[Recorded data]
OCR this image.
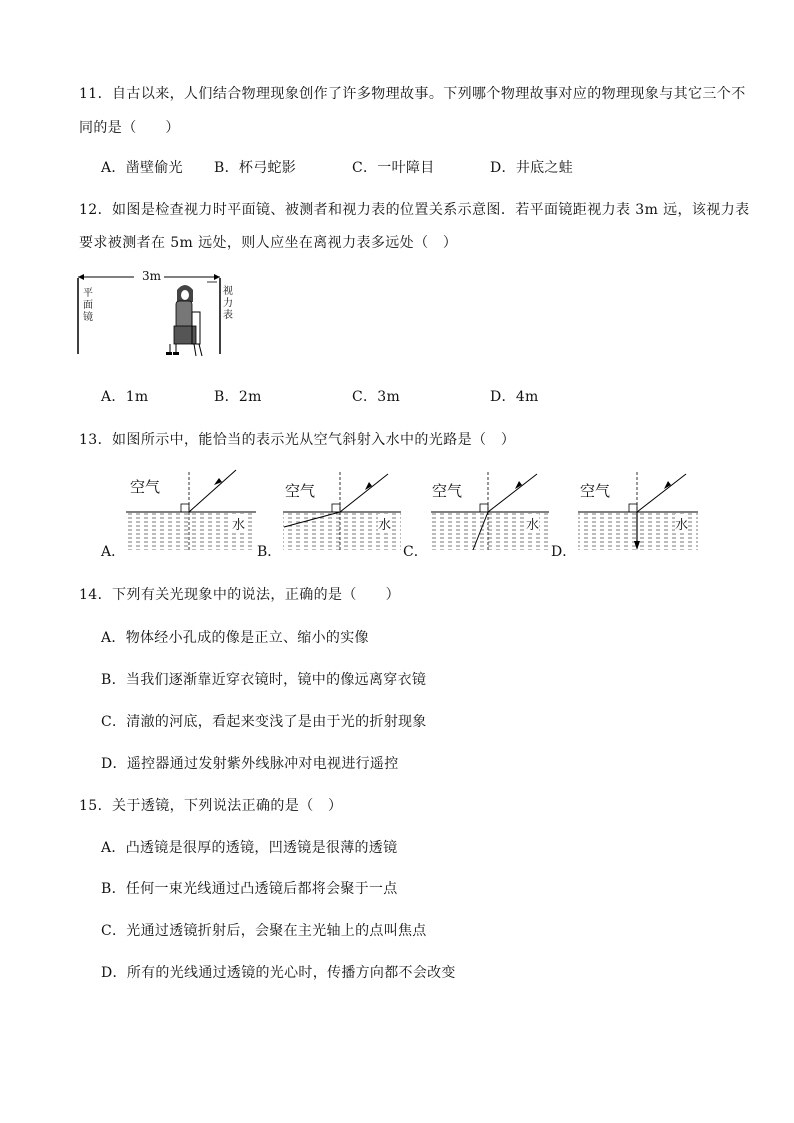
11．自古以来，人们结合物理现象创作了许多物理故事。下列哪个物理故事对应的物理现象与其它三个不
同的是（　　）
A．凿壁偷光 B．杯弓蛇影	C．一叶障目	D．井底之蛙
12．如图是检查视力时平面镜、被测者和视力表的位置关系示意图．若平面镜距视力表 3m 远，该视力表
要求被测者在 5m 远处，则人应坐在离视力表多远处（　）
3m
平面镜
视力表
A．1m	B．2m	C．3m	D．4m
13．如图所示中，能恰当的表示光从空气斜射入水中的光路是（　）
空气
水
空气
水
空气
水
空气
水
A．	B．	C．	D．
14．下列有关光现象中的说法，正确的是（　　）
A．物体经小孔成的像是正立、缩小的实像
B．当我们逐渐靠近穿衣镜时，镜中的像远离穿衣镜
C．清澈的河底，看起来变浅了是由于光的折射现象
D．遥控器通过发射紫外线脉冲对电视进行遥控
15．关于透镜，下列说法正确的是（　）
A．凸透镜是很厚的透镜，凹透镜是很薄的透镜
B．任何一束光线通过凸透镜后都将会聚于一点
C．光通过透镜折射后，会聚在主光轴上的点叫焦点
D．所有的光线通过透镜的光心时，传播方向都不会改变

**PROBLEM:** Do not include the images; transcribe the rest of the listing exactly.

**EXERCISE OUTPUT:**
OCR this image.
11．自古以来，人们结合物理现象创作了许多物理故事。下列哪个物理故事对应的物理现象与其它三个不
同的是（　　）
A．凿壁偷光 B．杯弓蛇影	C．一叶障目	D．井底之蛙
12．如图是检查视力时平面镜、被测者和视力表的位置关系示意图．若平面镜距视力表 3m 远，该视力表
要求被测者在 5m 远处，则人应坐在离视力表多远处（　）
3m
平面镜
视力表
A．1m	B．2m	C．3m	D．4m
13．如图所示中，能恰当的表示光从空气斜射入水中的光路是（　）
空气
水
空气
水
空气
水
空气
水
A．	B．	C．	D．
14．下列有关光现象中的说法，正确的是（　　）
A．物体经小孔成的像是正立、缩小的实像
B．当我们逐渐靠近穿衣镜时，镜中的像远离穿衣镜
C．清澈的河底，看起来变浅了是由于光的折射现象
D．遥控器通过发射紫外线脉冲对电视进行遥控
15．关于透镜，下列说法正确的是（　）
A．凸透镜是很厚的透镜，凹透镜是很薄的透镜
B．任何一束光线通过凸透镜后都将会聚于一点
C．光通过透镜折射后，会聚在主光轴上的点叫焦点
D．所有的光线通过透镜的光心时，传播方向都不会改变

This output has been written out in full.